§ EXERCISE REQUIREMENTS: Tell how many lines have the string "data" in them, and write nothing besides the number.

───── RECORD EXCERPTS

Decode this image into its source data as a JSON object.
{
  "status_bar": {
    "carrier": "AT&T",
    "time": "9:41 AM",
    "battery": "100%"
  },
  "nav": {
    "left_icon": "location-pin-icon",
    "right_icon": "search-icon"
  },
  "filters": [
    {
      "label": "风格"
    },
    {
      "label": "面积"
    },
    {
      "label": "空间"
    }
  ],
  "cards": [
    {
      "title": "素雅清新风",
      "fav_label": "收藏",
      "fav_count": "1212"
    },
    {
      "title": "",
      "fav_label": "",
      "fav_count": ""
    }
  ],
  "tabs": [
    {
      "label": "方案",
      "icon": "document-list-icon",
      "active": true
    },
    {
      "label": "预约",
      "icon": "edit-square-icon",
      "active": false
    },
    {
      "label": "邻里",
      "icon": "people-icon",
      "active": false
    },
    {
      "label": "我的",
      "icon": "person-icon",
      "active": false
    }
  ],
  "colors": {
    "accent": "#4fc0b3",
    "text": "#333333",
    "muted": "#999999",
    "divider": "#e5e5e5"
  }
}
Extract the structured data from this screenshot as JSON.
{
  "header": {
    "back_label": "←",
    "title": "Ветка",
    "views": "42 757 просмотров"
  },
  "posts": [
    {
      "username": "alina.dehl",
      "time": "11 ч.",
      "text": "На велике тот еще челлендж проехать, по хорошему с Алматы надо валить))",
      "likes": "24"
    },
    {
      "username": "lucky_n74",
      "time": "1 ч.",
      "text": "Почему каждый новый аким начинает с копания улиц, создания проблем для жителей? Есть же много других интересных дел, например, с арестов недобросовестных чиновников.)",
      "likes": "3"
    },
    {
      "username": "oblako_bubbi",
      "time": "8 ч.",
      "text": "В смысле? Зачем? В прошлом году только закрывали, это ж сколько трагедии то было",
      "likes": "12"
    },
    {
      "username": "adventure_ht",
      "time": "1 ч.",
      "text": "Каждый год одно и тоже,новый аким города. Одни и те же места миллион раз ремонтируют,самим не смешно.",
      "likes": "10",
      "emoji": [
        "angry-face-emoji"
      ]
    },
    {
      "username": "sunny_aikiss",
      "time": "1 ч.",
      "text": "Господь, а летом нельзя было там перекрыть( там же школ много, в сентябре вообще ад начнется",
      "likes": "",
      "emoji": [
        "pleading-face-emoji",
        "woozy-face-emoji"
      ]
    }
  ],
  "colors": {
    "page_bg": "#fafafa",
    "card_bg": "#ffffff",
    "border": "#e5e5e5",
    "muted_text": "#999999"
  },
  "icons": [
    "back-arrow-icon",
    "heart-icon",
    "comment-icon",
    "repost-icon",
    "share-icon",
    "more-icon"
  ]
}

──────────

§ CORRECT ANSWER: 2